§ **Input records**:

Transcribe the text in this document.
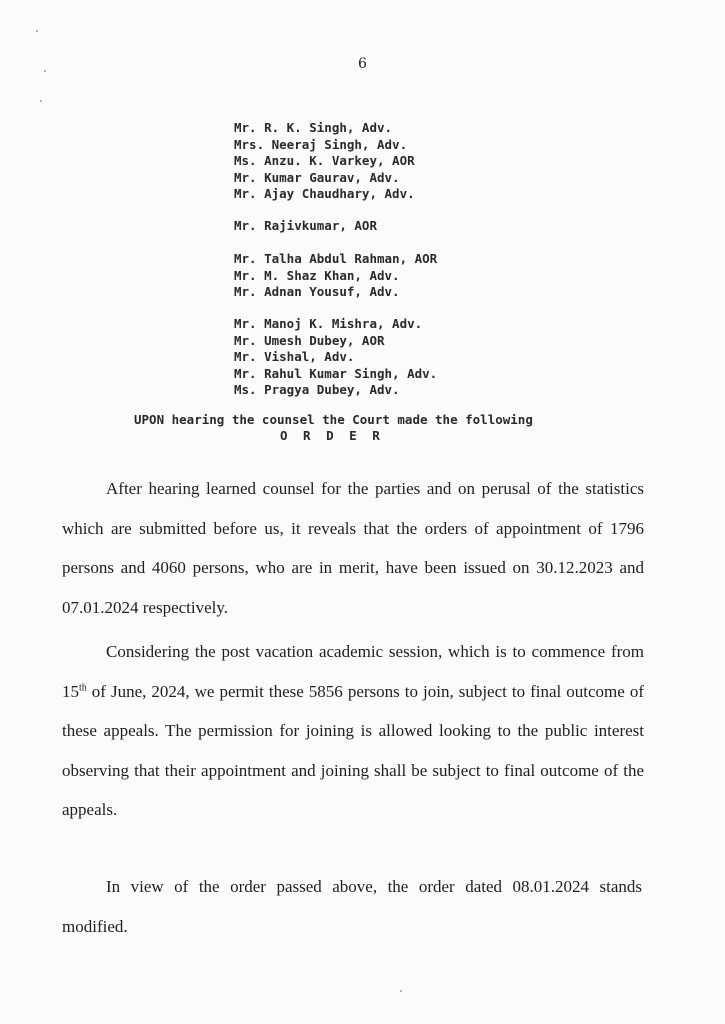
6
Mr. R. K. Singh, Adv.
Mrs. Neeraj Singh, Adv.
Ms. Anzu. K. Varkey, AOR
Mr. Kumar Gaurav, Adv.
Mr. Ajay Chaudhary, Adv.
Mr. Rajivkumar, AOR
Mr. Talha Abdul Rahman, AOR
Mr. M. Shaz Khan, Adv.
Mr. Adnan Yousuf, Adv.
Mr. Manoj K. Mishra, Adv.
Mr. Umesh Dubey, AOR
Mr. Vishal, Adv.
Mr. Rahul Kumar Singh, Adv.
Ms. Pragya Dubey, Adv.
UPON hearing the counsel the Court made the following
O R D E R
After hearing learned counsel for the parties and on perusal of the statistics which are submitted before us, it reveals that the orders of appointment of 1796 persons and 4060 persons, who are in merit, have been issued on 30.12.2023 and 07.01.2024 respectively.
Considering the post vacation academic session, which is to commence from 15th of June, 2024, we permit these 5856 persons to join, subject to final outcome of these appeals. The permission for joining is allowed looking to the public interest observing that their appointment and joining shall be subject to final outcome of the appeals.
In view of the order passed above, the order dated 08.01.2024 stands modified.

==

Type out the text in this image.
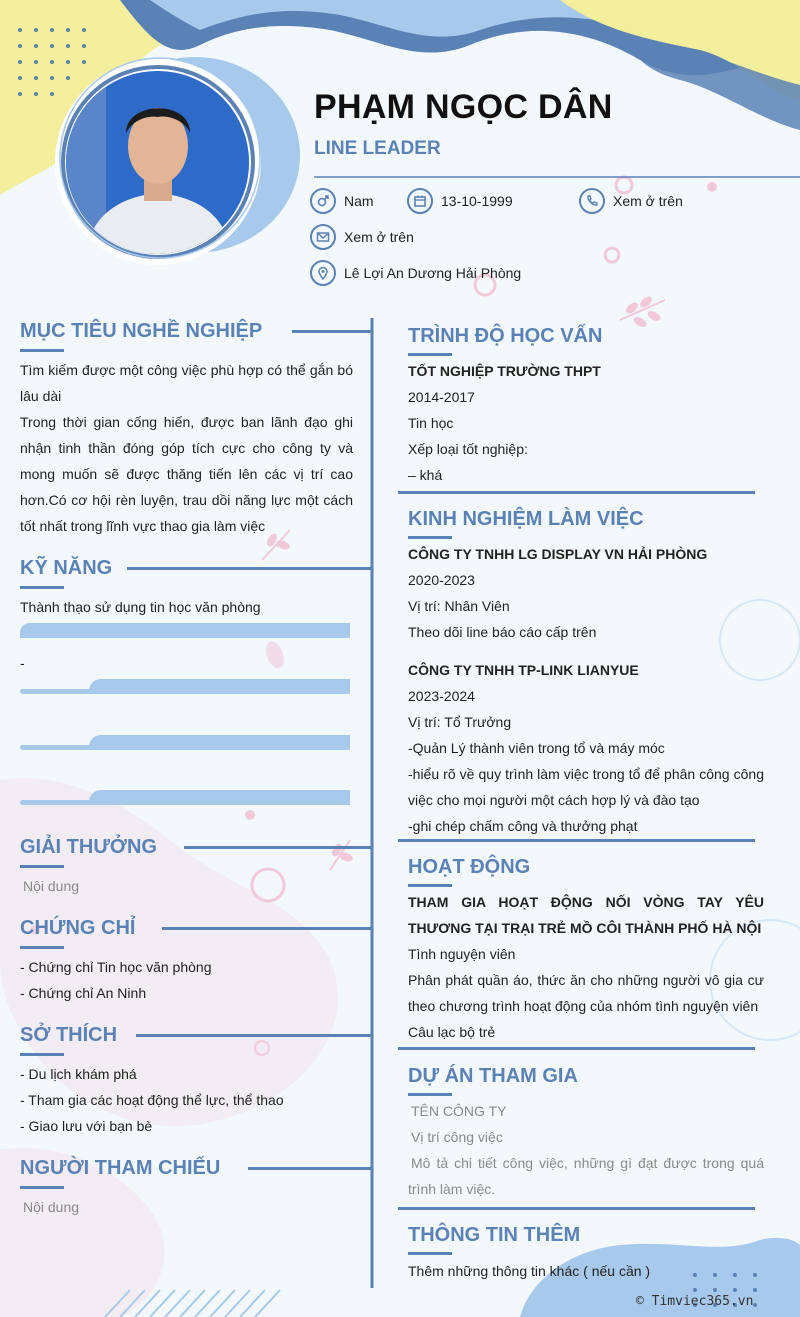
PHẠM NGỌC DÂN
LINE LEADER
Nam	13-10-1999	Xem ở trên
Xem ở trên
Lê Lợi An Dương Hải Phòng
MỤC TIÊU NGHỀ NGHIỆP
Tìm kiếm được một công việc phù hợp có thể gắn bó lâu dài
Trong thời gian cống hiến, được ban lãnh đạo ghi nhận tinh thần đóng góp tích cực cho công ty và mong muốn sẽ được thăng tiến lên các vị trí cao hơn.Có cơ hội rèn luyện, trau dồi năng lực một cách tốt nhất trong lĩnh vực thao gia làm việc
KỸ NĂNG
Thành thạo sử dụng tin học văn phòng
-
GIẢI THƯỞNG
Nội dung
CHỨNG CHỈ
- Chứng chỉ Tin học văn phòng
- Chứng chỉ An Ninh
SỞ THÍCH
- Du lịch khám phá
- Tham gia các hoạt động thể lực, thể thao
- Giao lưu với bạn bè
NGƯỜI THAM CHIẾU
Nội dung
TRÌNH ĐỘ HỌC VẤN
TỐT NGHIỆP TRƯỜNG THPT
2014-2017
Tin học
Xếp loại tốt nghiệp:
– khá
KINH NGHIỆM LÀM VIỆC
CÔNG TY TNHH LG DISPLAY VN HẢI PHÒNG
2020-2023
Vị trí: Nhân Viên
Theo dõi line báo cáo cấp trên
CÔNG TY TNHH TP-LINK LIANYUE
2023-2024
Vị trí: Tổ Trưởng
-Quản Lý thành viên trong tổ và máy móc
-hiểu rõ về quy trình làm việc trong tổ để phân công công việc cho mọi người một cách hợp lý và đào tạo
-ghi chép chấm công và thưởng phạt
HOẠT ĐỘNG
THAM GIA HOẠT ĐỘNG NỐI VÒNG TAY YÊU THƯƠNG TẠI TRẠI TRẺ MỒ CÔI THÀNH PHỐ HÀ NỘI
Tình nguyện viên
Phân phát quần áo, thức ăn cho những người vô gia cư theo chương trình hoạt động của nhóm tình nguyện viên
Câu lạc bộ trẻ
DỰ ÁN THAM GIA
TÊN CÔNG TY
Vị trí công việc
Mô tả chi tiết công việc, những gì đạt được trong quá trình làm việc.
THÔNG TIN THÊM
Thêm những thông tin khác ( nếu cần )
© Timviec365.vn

§ **Requirement**: Show every line of the records above that contains the word "trên".

§ **Response to the task**:
Nam	13-10-1999	Xem ở trên
Xem ở trên
Theo dõi line báo cáo cấp trên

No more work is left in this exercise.